Stated exercise:
Locate every line in the records below that contains the word "left", and copy each one.
● ● ● ●
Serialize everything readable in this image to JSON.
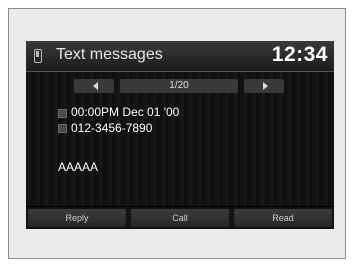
{
  "header": {
    "title": "Text messages",
    "clock": "12:34",
    "icon": "phone-icon"
  },
  "pager": {
    "indicator": "1/20",
    "prev_icon": "arrow-left-icon",
    "next_icon": "arrow-right-icon"
  },
  "message": {
    "datetime": "00:00PM Dec 01 '00",
    "sender": "012-3456-7890",
    "body": "AAAAA"
  },
  "actions": {
    "reply_label": "Reply",
    "call_label": "Call",
    "read_label": "Read"
  },
  "colors": {
    "screen_bg": "#000000",
    "header_bg": "#2a2a2a",
    "button_bg": "#303030",
    "text": "#ffffff"
  }
}
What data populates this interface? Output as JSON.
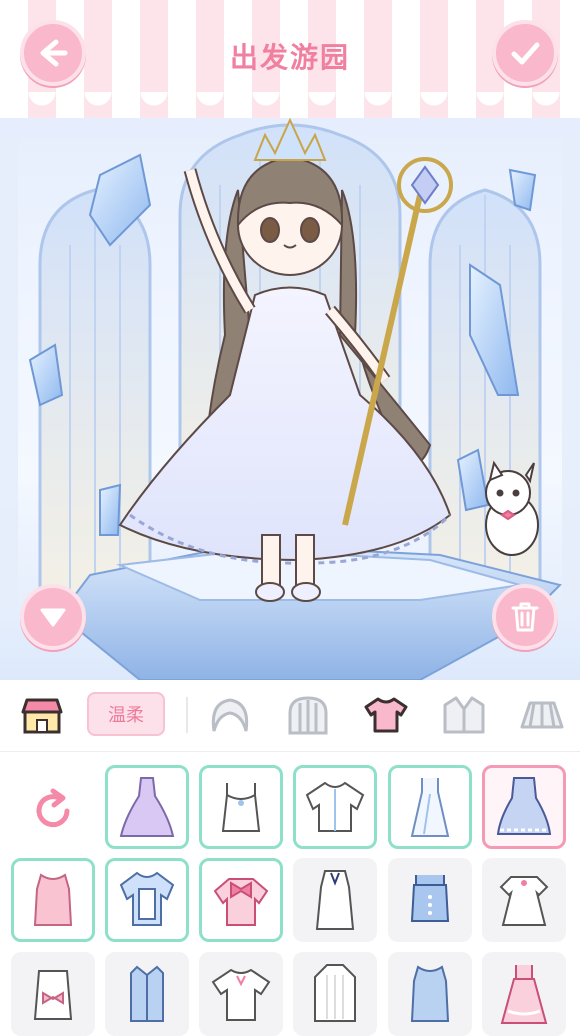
{
  "header": {
    "title": "出发游园",
    "back_icon": "arrow-left-icon",
    "confirm_icon": "check-icon"
  },
  "stage": {
    "collapse_icon": "triangle-down-icon",
    "delete_icon": "trash-icon"
  },
  "category_bar": {
    "shop_icon": "shop-icon",
    "style_tag": "温柔",
    "categories": [
      "hair-front",
      "hair-back",
      "top",
      "coat",
      "skirt"
    ],
    "active": "top"
  },
  "items_grid": {
    "reset_icon": "refresh-icon",
    "rows": [
      [
        "purple-gown",
        "white-camisole",
        "white-blouse",
        "blue-slip-dress",
        "navy-ruffle-dress"
      ],
      [
        "pink-tank",
        "blue-layered-top",
        "pink-bow-top",
        "white-button-dress",
        "blue-corset-top",
        "white-puff-dress"
      ],
      [
        "white-ribbon-top",
        "blue-shirt",
        "white-tee",
        "white-knit",
        "blue-tank",
        "pink-pinafore"
      ]
    ],
    "owned": [
      "purple-gown",
      "white-camisole",
      "white-blouse",
      "blue-slip-dress",
      "pink-tank",
      "blue-layered-top",
      "pink-bow-top"
    ],
    "selected": "navy-ruffle-dress"
  },
  "colors": {
    "accent_pink": "#f9b8cb",
    "owned_border": "#8ee0c9",
    "selected_border": "#f59ab5"
  }
}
● ● ● ●
Written response:
    "prev_icon": "arrow-left-icon",
    "back_icon": "arrow-left-icon",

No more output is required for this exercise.